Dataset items
□ □ □
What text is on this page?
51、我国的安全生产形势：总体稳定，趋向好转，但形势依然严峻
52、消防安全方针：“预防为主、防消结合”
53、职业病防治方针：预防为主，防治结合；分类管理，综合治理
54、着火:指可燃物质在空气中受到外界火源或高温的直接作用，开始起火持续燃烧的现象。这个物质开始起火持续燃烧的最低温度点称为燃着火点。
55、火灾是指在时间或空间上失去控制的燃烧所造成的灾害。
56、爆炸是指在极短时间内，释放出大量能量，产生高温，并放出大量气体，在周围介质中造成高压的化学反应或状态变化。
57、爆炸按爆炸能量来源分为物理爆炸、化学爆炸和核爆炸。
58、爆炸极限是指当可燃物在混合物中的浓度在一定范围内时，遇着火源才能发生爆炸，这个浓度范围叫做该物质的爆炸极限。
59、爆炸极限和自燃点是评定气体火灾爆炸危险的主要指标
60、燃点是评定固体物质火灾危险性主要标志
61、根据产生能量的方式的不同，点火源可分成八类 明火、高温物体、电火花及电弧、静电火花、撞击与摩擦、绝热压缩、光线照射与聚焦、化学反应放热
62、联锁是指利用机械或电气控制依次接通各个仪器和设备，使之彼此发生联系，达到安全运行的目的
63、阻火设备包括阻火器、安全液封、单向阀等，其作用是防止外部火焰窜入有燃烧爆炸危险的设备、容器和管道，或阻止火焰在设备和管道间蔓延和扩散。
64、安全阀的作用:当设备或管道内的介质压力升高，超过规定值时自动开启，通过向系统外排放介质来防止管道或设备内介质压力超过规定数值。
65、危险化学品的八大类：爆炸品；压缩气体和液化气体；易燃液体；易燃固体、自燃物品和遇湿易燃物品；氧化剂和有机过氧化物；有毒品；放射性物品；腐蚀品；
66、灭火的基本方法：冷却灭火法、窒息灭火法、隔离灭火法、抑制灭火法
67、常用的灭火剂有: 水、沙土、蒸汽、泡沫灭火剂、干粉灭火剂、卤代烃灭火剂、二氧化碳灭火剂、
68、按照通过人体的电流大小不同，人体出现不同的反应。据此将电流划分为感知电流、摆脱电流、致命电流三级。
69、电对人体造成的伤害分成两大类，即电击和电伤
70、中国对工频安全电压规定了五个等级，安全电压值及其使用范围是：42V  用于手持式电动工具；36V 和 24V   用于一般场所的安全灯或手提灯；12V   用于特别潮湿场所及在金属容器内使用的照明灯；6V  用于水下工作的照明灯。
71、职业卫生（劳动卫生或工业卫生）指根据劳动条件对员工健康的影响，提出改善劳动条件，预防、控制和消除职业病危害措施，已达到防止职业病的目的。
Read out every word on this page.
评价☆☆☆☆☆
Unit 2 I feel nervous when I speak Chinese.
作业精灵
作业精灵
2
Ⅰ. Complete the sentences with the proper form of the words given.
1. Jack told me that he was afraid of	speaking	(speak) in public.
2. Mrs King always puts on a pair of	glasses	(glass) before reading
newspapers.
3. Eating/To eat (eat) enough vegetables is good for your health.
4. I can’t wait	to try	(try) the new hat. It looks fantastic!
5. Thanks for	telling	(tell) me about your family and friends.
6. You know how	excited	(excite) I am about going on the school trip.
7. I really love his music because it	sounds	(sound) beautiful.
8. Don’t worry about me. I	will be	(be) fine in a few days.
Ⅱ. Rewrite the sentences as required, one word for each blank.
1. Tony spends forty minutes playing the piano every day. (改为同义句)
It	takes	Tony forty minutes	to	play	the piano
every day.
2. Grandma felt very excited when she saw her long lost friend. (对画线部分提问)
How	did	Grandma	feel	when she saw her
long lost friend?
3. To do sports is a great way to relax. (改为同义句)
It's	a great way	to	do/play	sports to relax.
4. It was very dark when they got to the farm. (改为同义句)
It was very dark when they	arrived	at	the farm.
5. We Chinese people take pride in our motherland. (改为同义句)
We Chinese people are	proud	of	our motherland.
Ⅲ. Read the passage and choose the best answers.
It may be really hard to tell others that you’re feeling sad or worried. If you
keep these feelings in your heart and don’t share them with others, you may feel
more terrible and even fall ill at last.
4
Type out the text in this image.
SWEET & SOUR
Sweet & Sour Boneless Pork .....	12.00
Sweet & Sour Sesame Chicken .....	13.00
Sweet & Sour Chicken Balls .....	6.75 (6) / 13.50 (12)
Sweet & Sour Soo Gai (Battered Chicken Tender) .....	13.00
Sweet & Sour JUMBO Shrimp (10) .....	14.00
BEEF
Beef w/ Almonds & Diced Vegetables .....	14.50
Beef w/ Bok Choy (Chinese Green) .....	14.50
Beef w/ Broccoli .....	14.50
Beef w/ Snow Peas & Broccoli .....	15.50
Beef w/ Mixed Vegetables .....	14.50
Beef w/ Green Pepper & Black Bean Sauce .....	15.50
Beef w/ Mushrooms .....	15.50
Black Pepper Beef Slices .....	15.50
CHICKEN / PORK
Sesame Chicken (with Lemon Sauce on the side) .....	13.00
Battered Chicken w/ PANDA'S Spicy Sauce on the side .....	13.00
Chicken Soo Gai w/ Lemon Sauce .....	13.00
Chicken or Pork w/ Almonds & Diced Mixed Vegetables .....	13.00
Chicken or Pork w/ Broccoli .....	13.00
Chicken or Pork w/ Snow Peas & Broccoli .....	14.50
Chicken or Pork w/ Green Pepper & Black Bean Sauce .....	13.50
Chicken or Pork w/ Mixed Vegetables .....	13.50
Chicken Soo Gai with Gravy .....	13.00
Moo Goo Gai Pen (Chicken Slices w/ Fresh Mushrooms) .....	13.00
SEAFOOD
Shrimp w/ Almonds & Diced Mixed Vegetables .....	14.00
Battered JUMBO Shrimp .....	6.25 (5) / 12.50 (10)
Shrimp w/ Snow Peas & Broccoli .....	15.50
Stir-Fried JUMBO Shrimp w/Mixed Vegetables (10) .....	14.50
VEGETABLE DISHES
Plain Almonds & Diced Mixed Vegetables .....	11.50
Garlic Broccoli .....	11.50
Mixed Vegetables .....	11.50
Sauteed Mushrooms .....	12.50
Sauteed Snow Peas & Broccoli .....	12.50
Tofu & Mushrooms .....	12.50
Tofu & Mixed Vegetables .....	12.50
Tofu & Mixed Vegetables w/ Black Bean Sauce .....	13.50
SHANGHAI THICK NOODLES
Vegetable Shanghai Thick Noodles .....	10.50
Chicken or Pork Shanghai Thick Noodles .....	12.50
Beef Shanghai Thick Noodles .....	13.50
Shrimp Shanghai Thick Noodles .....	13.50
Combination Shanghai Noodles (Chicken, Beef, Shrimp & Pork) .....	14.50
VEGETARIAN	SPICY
□ □ □
Task objective:
Output each entry precisely as given.

Answer for this exercise:
What text is on this page?
51、我国的安全生产形势：总体稳定，趋向好转，但形势依然严峻
52、消防安全方针：“预防为主、防消结合”
53、职业病防治方针：预防为主，防治结合；分类管理，综合治理
54、着火:指可燃物质在空气中受到外界火源或高温的直接作用，开始起火持续燃烧的现象。这个物质开始起火持续燃烧的最低温度点称为燃着火点。
55、火灾是指在时间或空间上失去控制的燃烧所造成的灾害。
56、爆炸是指在极短时间内，释放出大量能量，产生高温，并放出大量气体，在周围介质中造成高压的化学反应或状态变化。
57、爆炸按爆炸能量来源分为物理爆炸、化学爆炸和核爆炸。
58、爆炸极限是指当可燃物在混合物中的浓度在一定范围内时，遇着火源才能发生爆炸，这个浓度范围叫做该物质的爆炸极限。
59、爆炸极限和自燃点是评定气体火灾爆炸危险的主要指标
60、燃点是评定固体物质火灾危险性主要标志
61、根据产生能量的方式的不同，点火源可分成八类 明火、高温物体、电火花及电弧、静电火花、撞击与摩擦、绝热压缩、光线照射与聚焦、化学反应放热
62、联锁是指利用机械或电气控制依次接通各个仪器和设备，使之彼此发生联系，达到安全运行的目的
63、阻火设备包括阻火器、安全液封、单向阀等，其作用是防止外部火焰窜入有燃烧爆炸危险的设备、容器和管道，或阻止火焰在设备和管道间蔓延和扩散。
64、安全阀的作用:当设备或管道内的介质压力升高，超过规定值时自动开启，通过向系统外排放介质来防止管道或设备内介质压力超过规定数值。
65、危险化学品的八大类：爆炸品；压缩气体和液化气体；易燃液体；易燃固体、自燃物品和遇湿易燃物品；氧化剂和有机过氧化物；有毒品；放射性物品；腐蚀品；
66、灭火的基本方法：冷却灭火法、窒息灭火法、隔离灭火法、抑制灭火法
67、常用的灭火剂有: 水、沙土、蒸汽、泡沫灭火剂、干粉灭火剂、卤代烃灭火剂、二氧化碳灭火剂、
68、按照通过人体的电流大小不同，人体出现不同的反应。据此将电流划分为感知电流、摆脱电流、致命电流三级。
69、电对人体造成的伤害分成两大类，即电击和电伤
70、中国对工频安全电压规定了五个等级，安全电压值及其使用范围是：42V  用于手持式电动工具；36V 和 24V   用于一般场所的安全灯或手提灯；12V   用于特别潮湿场所及在金属容器内使用的照明灯；6V  用于水下工作的照明灯。
71、职业卫生（劳动卫生或工业卫生）指根据劳动条件对员工健康的影响，提出改善劳动条件，预防、控制和消除职业病危害措施，已达到防止职业病的目的。
Read out every word on this page.
评价☆☆☆☆☆
Unit 2 I feel nervous when I speak Chinese.
作业精灵
作业精灵
2
Ⅰ. Complete the sentences with the proper form of the words given.
1. Jack told me that he was afraid of	speaking	(speak) in public.
2. Mrs King always puts on a pair of	glasses	(glass) before reading
newspapers.
3. Eating/To eat (eat) enough vegetables is good for your health.
4. I can’t wait	to try	(try) the new hat. It looks fantastic!
5. Thanks for	telling	(tell) me about your family and friends.
6. You know how	excited	(excite) I am about going on the school trip.
7. I really love his music because it	sounds	(sound) beautiful.
8. Don’t worry about me. I	will be	(be) fine in a few days.
Ⅱ. Rewrite the sentences as required, one word for each blank.
1. Tony spends forty minutes playing the piano every day. (改为同义句)
It	takes	Tony forty minutes	to	play	the piano
every day.
2. Grandma felt very excited when she saw her long lost friend. (对画线部分提问)
How	did	Grandma	feel	when she saw her
long lost friend?
3. To do sports is a great way to relax. (改为同义句)
It's	a great way	to	do/play	sports to relax.
4. It was very dark when they got to the farm. (改为同义句)
It was very dark when they	arrived	at	the farm.
5. We Chinese people take pride in our motherland. (改为同义句)
We Chinese people are	proud	of	our motherland.
Ⅲ. Read the passage and choose the best answers.
It may be really hard to tell others that you’re feeling sad or worried. If you
keep these feelings in your heart and don’t share them with others, you may feel
more terrible and even fall ill at last.
4
Type out the text in this image.
SWEET & SOUR
Sweet & Sour Boneless Pork .....	12.00
Sweet & Sour Sesame Chicken .....	13.00
Sweet & Sour Chicken Balls .....	6.75 (6) / 13.50 (12)
Sweet & Sour Soo Gai (Battered Chicken Tender) .....	13.00
Sweet & Sour JUMBO Shrimp (10) .....	14.00
BEEF
Beef w/ Almonds & Diced Vegetables .....	14.50
Beef w/ Bok Choy (Chinese Green) .....	14.50
Beef w/ Broccoli .....	14.50
Beef w/ Snow Peas & Broccoli .....	15.50
Beef w/ Mixed Vegetables .....	14.50
Beef w/ Green Pepper & Black Bean Sauce .....	15.50
Beef w/ Mushrooms .....	15.50
Black Pepper Beef Slices .....	15.50
CHICKEN / PORK
Sesame Chicken (with Lemon Sauce on the side) .....	13.00
Battered Chicken w/ PANDA'S Spicy Sauce on the side .....	13.00
Chicken Soo Gai w/ Lemon Sauce .....	13.00
Chicken or Pork w/ Almonds & Diced Mixed Vegetables .....	13.00
Chicken or Pork w/ Broccoli .....	13.00
Chicken or Pork w/ Snow Peas & Broccoli .....	14.50
Chicken or Pork w/ Green Pepper & Black Bean Sauce .....	13.50
Chicken or Pork w/ Mixed Vegetables .....	13.50
Chicken Soo Gai with Gravy .....	13.00
Moo Goo Gai Pen (Chicken Slices w/ Fresh Mushrooms) .....	13.00
SEAFOOD
Shrimp w/ Almonds & Diced Mixed Vegetables .....	14.00
Battered JUMBO Shrimp .....	6.25 (5) / 12.50 (10)
Shrimp w/ Snow Peas & Broccoli .....	15.50
Stir-Fried JUMBO Shrimp w/Mixed Vegetables (10) .....	14.50
VEGETABLE DISHES
Plain Almonds & Diced Mixed Vegetables .....	11.50
Garlic Broccoli .....	11.50
Mixed Vegetables .....	11.50
Sauteed Mushrooms .....	12.50
Sauteed Snow Peas & Broccoli .....	12.50
Tofu & Mushrooms .....	12.50
Tofu & Mixed Vegetables .....	12.50
Tofu & Mixed Vegetables w/ Black Bean Sauce .....	13.50
SHANGHAI THICK NOODLES
Vegetable Shanghai Thick Noodles .....	10.50
Chicken or Pork Shanghai Thick Noodles .....	12.50
Beef Shanghai Thick Noodles .....	13.50
Shrimp Shanghai Thick Noodles .....	13.50
Combination Shanghai Noodles (Chicken, Beef, Shrimp & Pork) .....	14.50
VEGETARIAN	SPICY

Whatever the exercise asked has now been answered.